## PROVIDED DATA

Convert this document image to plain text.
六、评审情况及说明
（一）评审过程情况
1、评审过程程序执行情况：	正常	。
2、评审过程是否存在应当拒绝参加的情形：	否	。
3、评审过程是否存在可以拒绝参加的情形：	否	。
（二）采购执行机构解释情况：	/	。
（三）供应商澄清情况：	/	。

## EXERCISE DIRECTIONS
Transcribe the material above in its entirety. Match it exactly.

## ANSWER TO THE TASK
Convert this document image to plain text.
六、评审情况及说明
（一）评审过程情况
1、评审过程程序执行情况：	正常	。
2、评审过程是否存在应当拒绝参加的情形：	否	。
3、评审过程是否存在可以拒绝参加的情形：	否	。
（二）采购执行机构解释情况：	/	。
（三）供应商澄清情况：	/	。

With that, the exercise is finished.